### [RECORDS SHOWN]
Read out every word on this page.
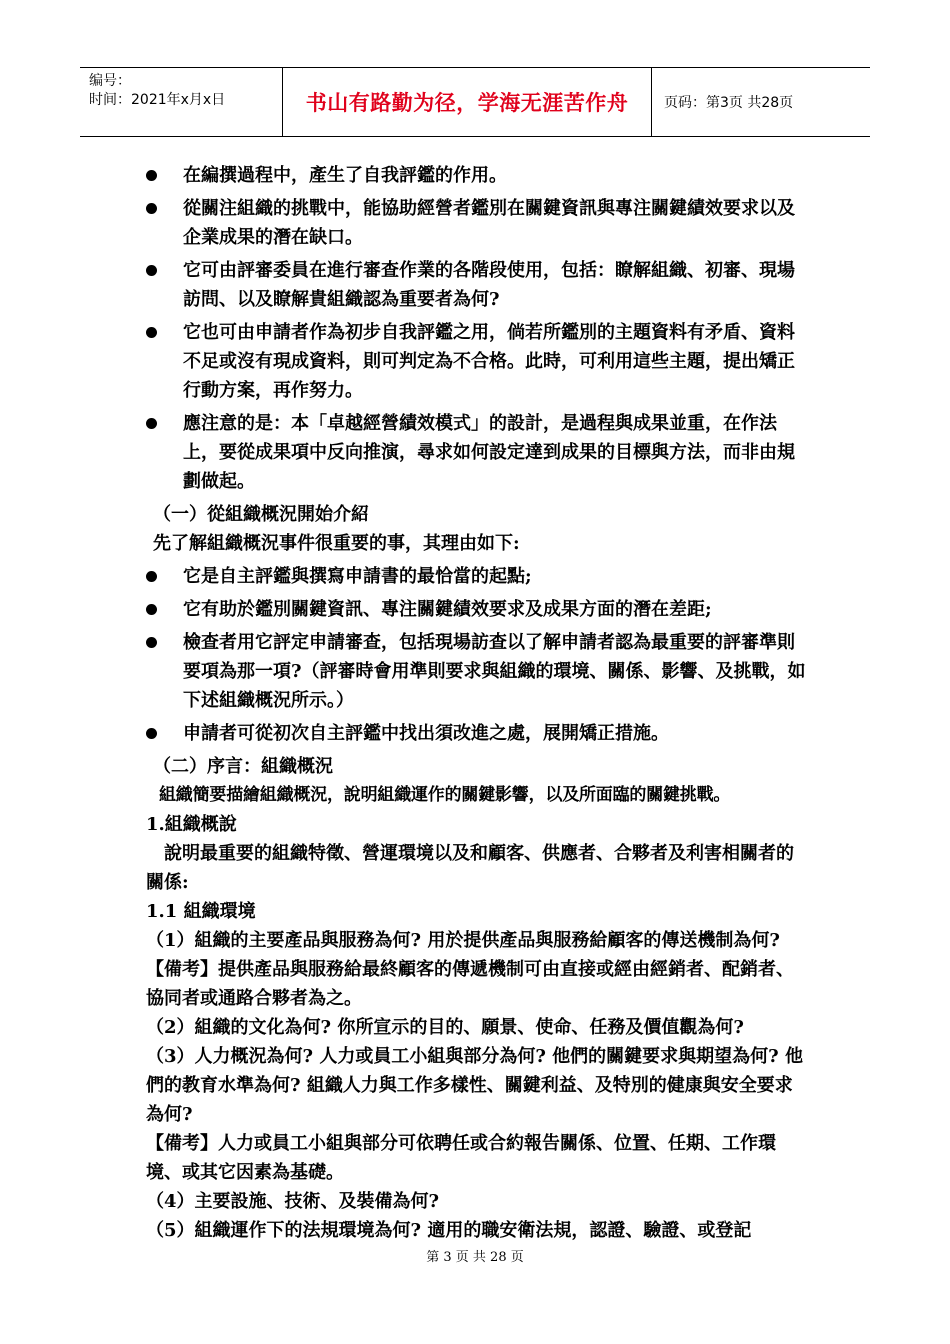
编号：
时间：2021年x月x日	书山有路勤为径，学海无涯苦作舟	页码：第3页 共28页
在編撰過程中，產生了自我評鑑的作用。
從關注組織的挑戰中，能協助經營者鑑別在關鍵資訊與專注關鍵績效要求以及企業成果的潛在缺口。
它可由評審委員在進行審查作業的各階段使用，包括：瞭解組織、初審、現場訪問、以及瞭解貴組織認為重要者為何?
它也可由申請者作為初步自我評鑑之用，倘若所鑑別的主題資料有矛盾、資料不足或沒有現成資料，則可判定為不合格。此時，可利用這些主題，提出矯正行動方案，再作努力。
應注意的是：本「卓越經營績效模式」的設計，是過程與成果並重，在作法上，要從成果項中反向推演，尋求如何設定達到成果的目標與方法，而非由規劃做起。
（一）從組織概況開始介紹
先了解組織概況事件很重要的事，其理由如下:
它是自主評鑑與撰寫申請書的最恰當的起點;
它有助於鑑別關鍵資訊、專注關鍵績效要求及成果方面的潛在差距;
檢查者用它評定申請審查，包括現場訪查以了解申請者認為最重要的評審準則要項為那一項?（評審時會用準則要求與組織的環境、關係、影響、及挑戰，如下述組織概況所示。）
申請者可從初次自主評鑑中找出須改進之處，展開矯正措施。
（二）序言：組織概況
組織簡要描繪組織概況，說明組織運作的關鍵影響，以及所面臨的關鍵挑戰。
1.組織概說
說明最重要的組織特徵、營運環境以及和顧客、供應者、合夥者及利害相關者的關係:
1.1 組織環境
（1）組織的主要產品與服務為何? 用於提供產品與服務給顧客的傳送機制為何?
【備考】提供產品與服務給最終顧客的傳遞機制可由直接或經由經銷者、配銷者、協同者或通路合夥者為之。
（2）組織的文化為何? 你所宣示的目的、願景、使命、任務及價值觀為何?
（3）人力概況為何? 人力或員工小組與部分為何? 他們的關鍵要求與期望為何? 他們的教育水準為何? 組織人力與工作多樣性、關鍵利益、及特別的健康與安全要求為何?
【備考】人力或員工小組與部分可依聘任或合約報告關係、位置、任期、工作環境、或其它因素為基礎。
（4）主要設施、技術、及裝備為何?
（5）組織運作下的法規環境為何? 適用的職安衛法規，認證、驗證、或登記
第 3 页 共 28 页
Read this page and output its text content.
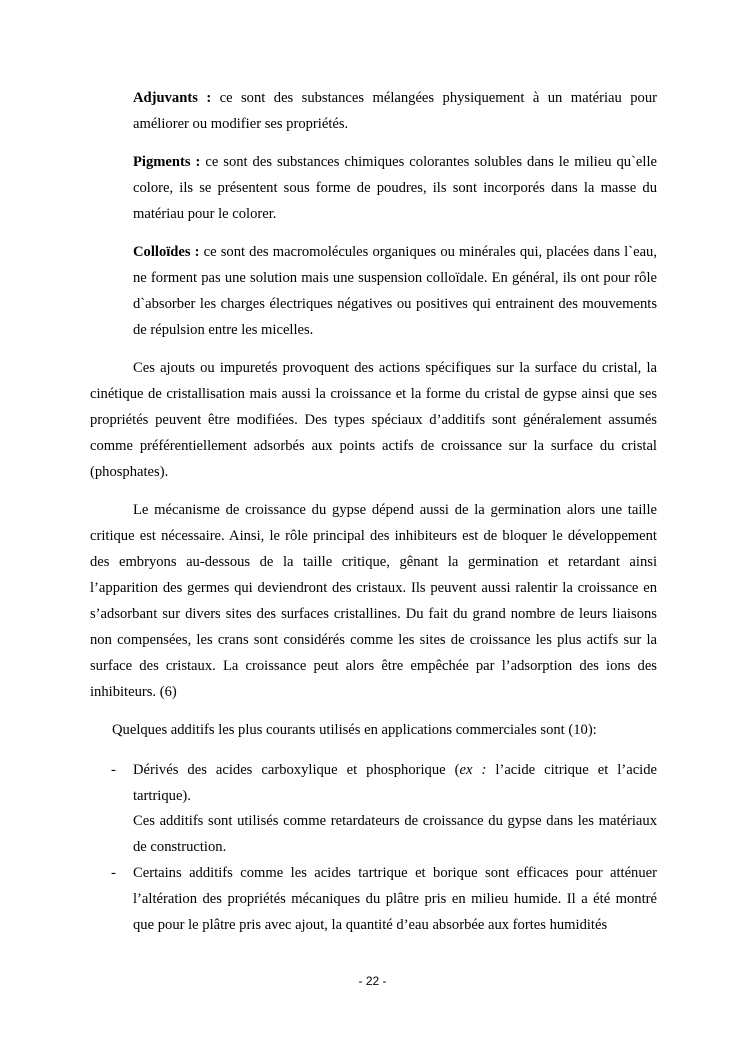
Adjuvants : ce sont des substances mélangées physiquement à un matériau pour améliorer ou modifier ses propriétés.

Pigments : ce sont des substances chimiques colorantes solubles dans le milieu qu`elle colore, ils se présentent sous forme de poudres, ils sont incorporés dans la masse du matériau pour le colorer.

Colloïdes : ce sont des macromolécules organiques ou minérales qui, placées dans l`eau, ne forment pas une solution mais une suspension colloïdale. En général, ils ont pour rôle d`absorber les charges électriques négatives ou positives qui entrainent des mouvements de répulsion entre les micelles.

Ces ajouts ou impuretés provoquent des actions spécifiques sur la surface du cristal, la cinétique de cristallisation mais aussi la croissance et la forme du cristal de gypse ainsi que ses propriétés peuvent être modifiées. Des types spéciaux d’additifs sont généralement assumés comme préférentiellement adsorbés aux points actifs de croissance sur la surface du cristal (phosphates).

Le mécanisme de croissance du gypse dépend aussi de la germination alors une taille critique est nécessaire. Ainsi, le rôle principal des inhibiteurs est de bloquer le développement des embryons au-dessous de la taille critique, gênant la germination et retardant ainsi l’apparition des germes qui deviendront des cristaux. Ils peuvent aussi ralentir la croissance en s’adsorbant sur divers sites des surfaces cristallines. Du fait du grand nombre de leurs liaisons non compensées, les crans sont considérés comme les sites de croissance les plus actifs sur la surface des cristaux. La croissance peut alors être empêchée par l’adsorption des ions des inhibiteurs. (6)

Quelques additifs les plus courants utilisés en applications commerciales sont (10):

- Dérivés des acides carboxylique et phosphorique (ex : l’acide citrique et l’acide tartrique).

Ces additifs sont utilisés comme retardateurs de croissance du gypse dans les matériaux de construction.

- Certains additifs comme les acides tartrique et borique sont efficaces pour atténuer l’altération des propriétés mécaniques du plâtre pris en milieu humide. Il a été montré que pour le plâtre pris avec ajout, la quantité d’eau absorbée aux fortes humidités

- 22 -
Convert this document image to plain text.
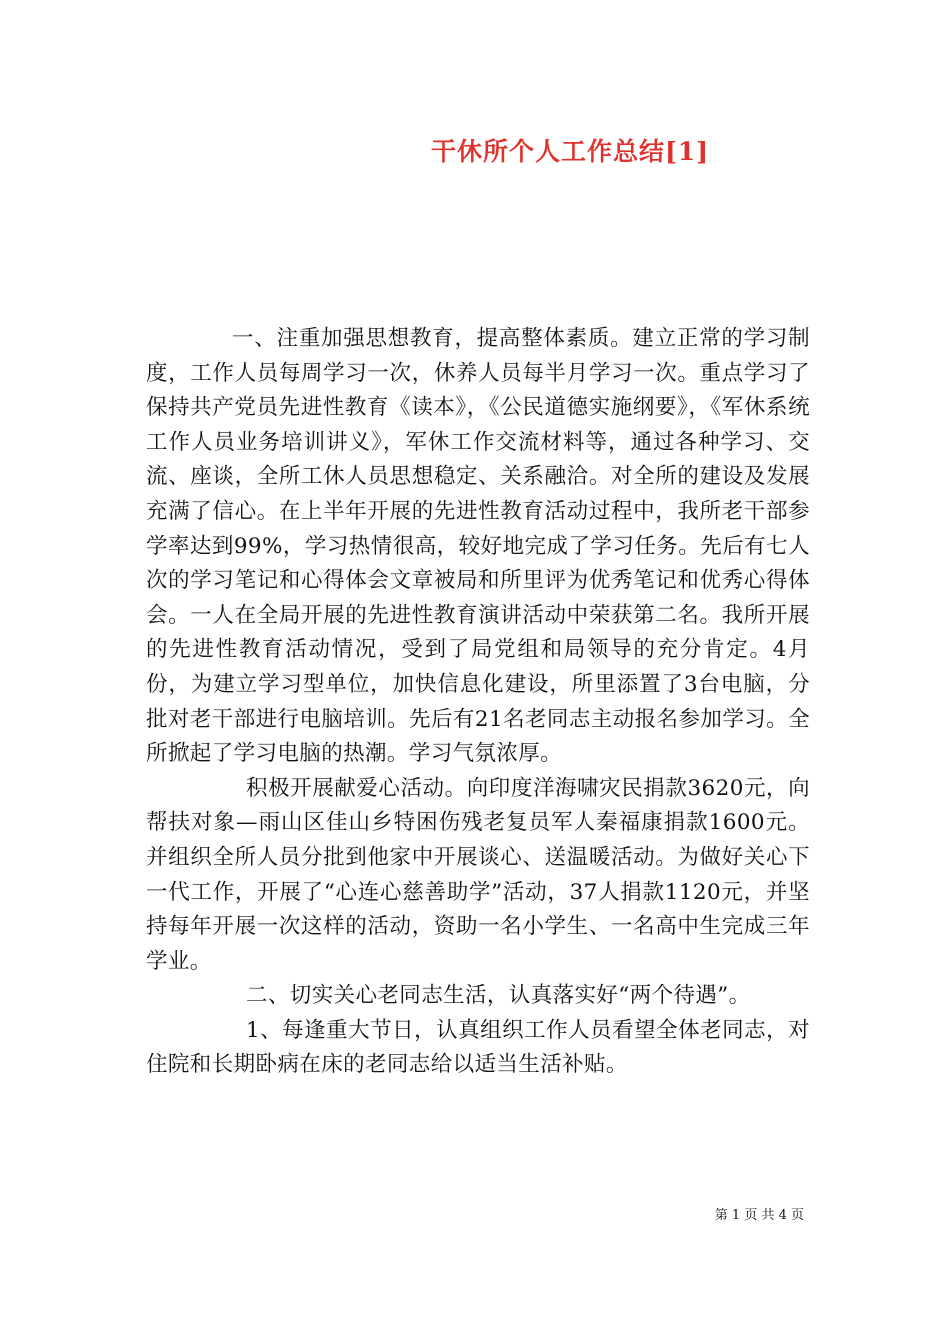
干休所个人工作总结[1]

一、注重加强思想教育，提高整体素质。建立正常的学习制度，工作人员每周学习一次，休养人员每半月学习一次。重点学习了保持共产党员先进性教育《读本》，《公民道德实施纲要》，《军休系统工作人员业务培训讲义》，军休工作交流材料等，通过各种学习、交流、座谈，全所工休人员思想稳定、关系融洽。对全所的建设及发展充满了信心。在上半年开展的先进性教育活动过程中，我所老干部参学率达到99%，学习热情很高，较好地完成了学习任务。先后有七人次的学习笔记和心得体会文章被局和所里评为优秀笔记和优秀心得体会。一人在全局开展的先进性教育演讲活动中荣获第二名。我所开展的先进性教育活动情况，受到了局党组和局领导的充分肯定。4月份，为建立学习型单位，加快信息化建设，所里添置了3台电脑，分批对老干部进行电脑培训。先后有21名老同志主动报名参加学习。全所掀起了学习电脑的热潮。学习气氛浓厚。

积极开展献爱心活动。向印度洋海啸灾民捐款3620元，向帮扶对象—雨山区佳山乡特困伤残老复员军人秦福康捐款1600元。并组织全所人员分批到他家中开展谈心、送温暖活动。为做好关心下一代工作，开展了“心连心慈善助学”活动，37人捐款1120元，并坚持每年开展一次这样的活动，资助一名小学生、一名高中生完成三年学业。

二、切实关心老同志生活，认真落实好“两个待遇”。

1、每逢重大节日，认真组织工作人员看望全体老同志，对住院和长期卧病在床的老同志给以适当生活补贴。

第 1 页 共 4 页
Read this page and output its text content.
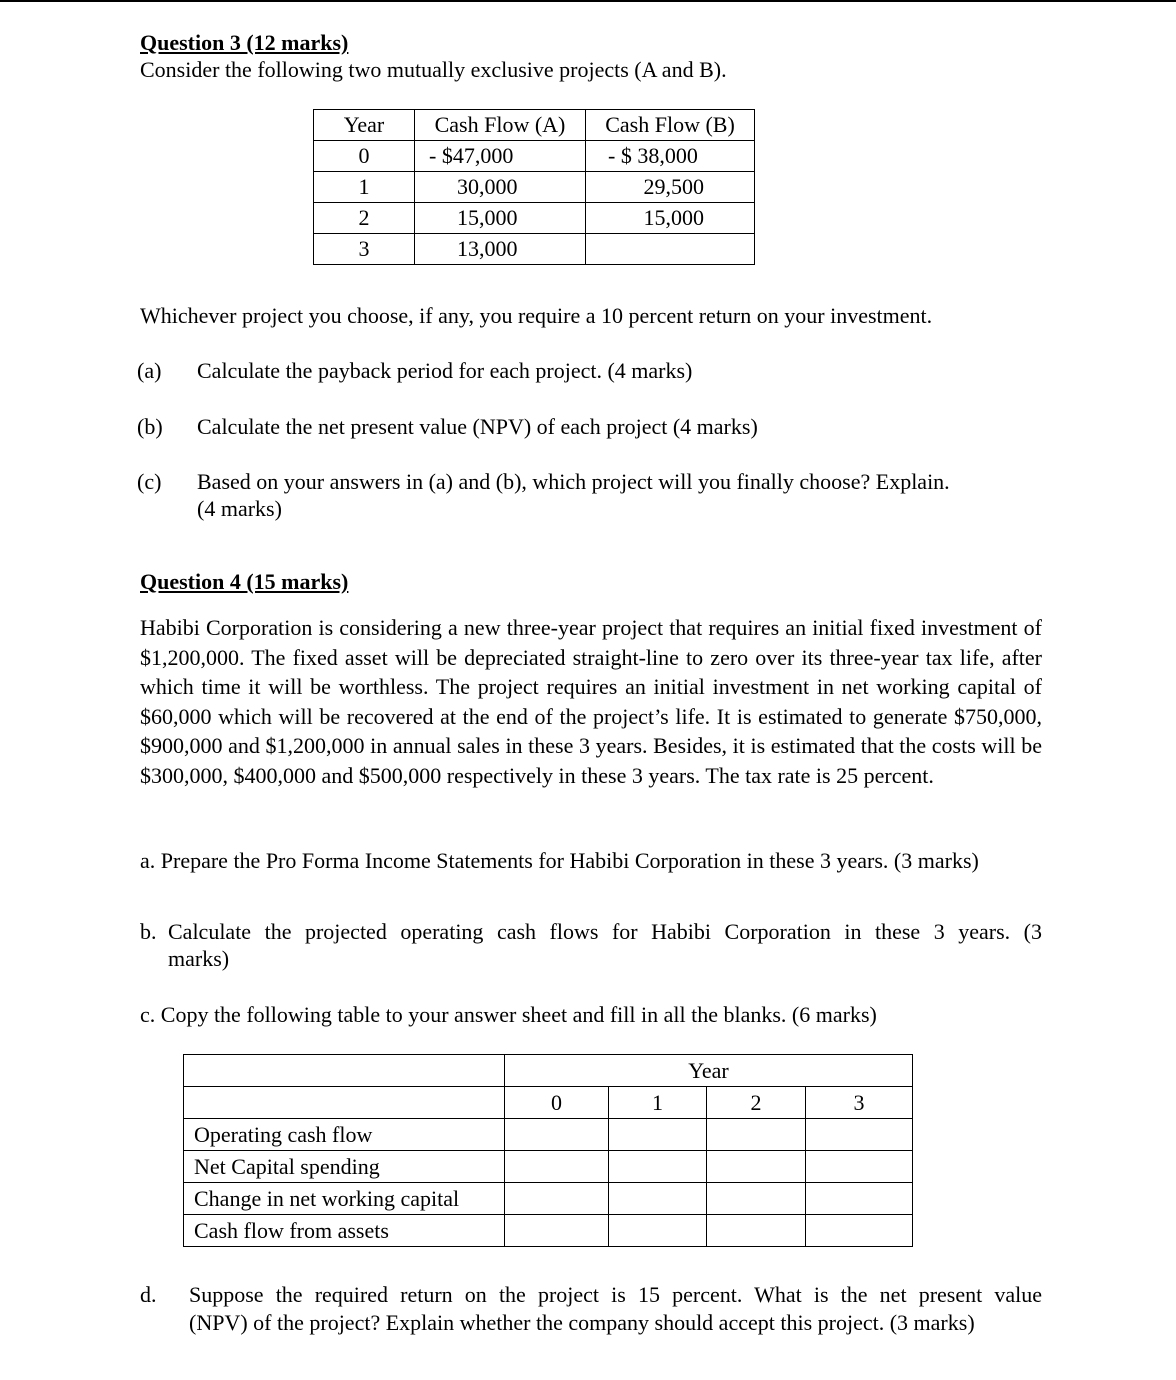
Question 3 (12 marks)

Consider the following two mutually exclusive projects (A and B).
Year	Cash Flow (A)	Cash Flow (B)
0	- $47,000	- $ 38,000
1	30,000	29,500
2	15,000	15,000
3	13,000	
Whichever project you choose, if any, you require a 10 percent return on your investment.
(a)	Calculate the payback period for each project. (4 marks)
(b)	Calculate the net present value (NPV) of each project (4 marks)
(c)	Based on your answers in (a) and (b), which project will you finally choose? Explain.
(4 marks)

Question 4 (15 marks)

Habibi Corporation is considering a new three-year project that requires an initial fixed investment of $1,200,000. The fixed asset will be depreciated straight-line to zero over its three-year tax life, after which time it will be worthless. The project requires an initial investment in net working capital of $60,000 which will be recovered at the end of the project’s life. It is estimated to generate $750,000, $900,000 and $1,200,000 in annual sales in these 3 years. Besides, it is estimated that the costs will be $300,000, $400,000 and $500,000 respectively in these 3 years. The tax rate is 25 percent.
a. Prepare the Pro Forma Income Statements for Habibi Corporation in these 3 years. (3 marks)
b. Calculate the projected operating cash flows for Habibi Corporation in these 3 years. (3
marks)
c. Copy the following table to your answer sheet and fill in all the blanks. (6 marks)
	Year			
	0	1	2	3
Operating cash flow				
Net Capital spending				
Change in net working capital				
Cash flow from assets				
d. Suppose the required return on the project is 15 percent. What is the net present value
(NPV) of the project? Explain whether the company should accept this project. (3 marks)
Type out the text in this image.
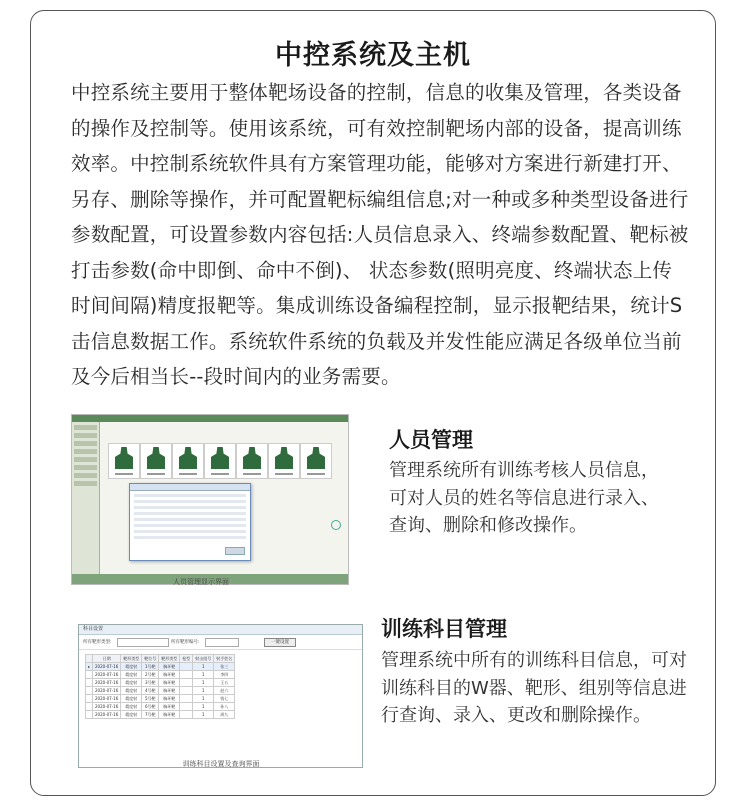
中控系统及主机

中控系统主要用于整体靶场设备的控制，信息的收集及管理，各类设备的操作及控制等。使用该系统，可有效控制靶场内部的设备，提高训练效率。中控制系统软件具有方案管理功能，能够对方案进行新建打开、另存、删除等操作，并可配置靶标编组信息;对一种或多种类型设备进行参数配置，可设置参数内容包括:人员信息录入、终端参数配置、靶标被打击参数(命中即倒、命中不倒)、 状态参数(照明亮度、终端状态上传时间间隔)精度报靶等。集成训练设备编程控制，显示报靶结果，统计S击信息数据工作。系统软件系统的负载及并发性能应满足各级单位当前及今后相当长--段时间内的业务需要。

人员管理显示界面
人员管理

管理系统所有训练考核人员信息，可对人员的姓名等信息进行录入、查询、删除和修改操作。

科目设置
所有靶形类型:	所有靶形编号:	一键设置
	日期	靶形类型	靶位号	靶形类型	枪型	射击组号	射手姓名
▸	2020-07-16	精度射	1号靶	胸环靶		1	张三
	2020-07-16	精度射	2号靶	胸环靶		1	李四
	2020-07-16	精度射	3号靶	胸环靶		1	王五
	2020-07-16	精度射	4号靶	胸环靶		1	赵六
	2020-07-16	精度射	5号靶	胸环靶		1	钱七
	2020-07-16	精度射	6号靶	胸环靶		1	孙八
	2020-07-16	精度射	7号靶	胸环靶		1	周九
训练科目设置及查询界面
训练科目管理

管理系统中所有的训练科目信息，可对训练科目的W器、靶形、组别等信息进行查询、录入、更改和删除操作。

### [GOAL]
Pick out all lines containing the string "Explain".

### [WRITTEN SOLUTION]
(c)	Based on your answers in (a) and (b), which project will you finally choose? Explain.
(NPV) of the project? Explain whether the company should accept this project. (3 marks)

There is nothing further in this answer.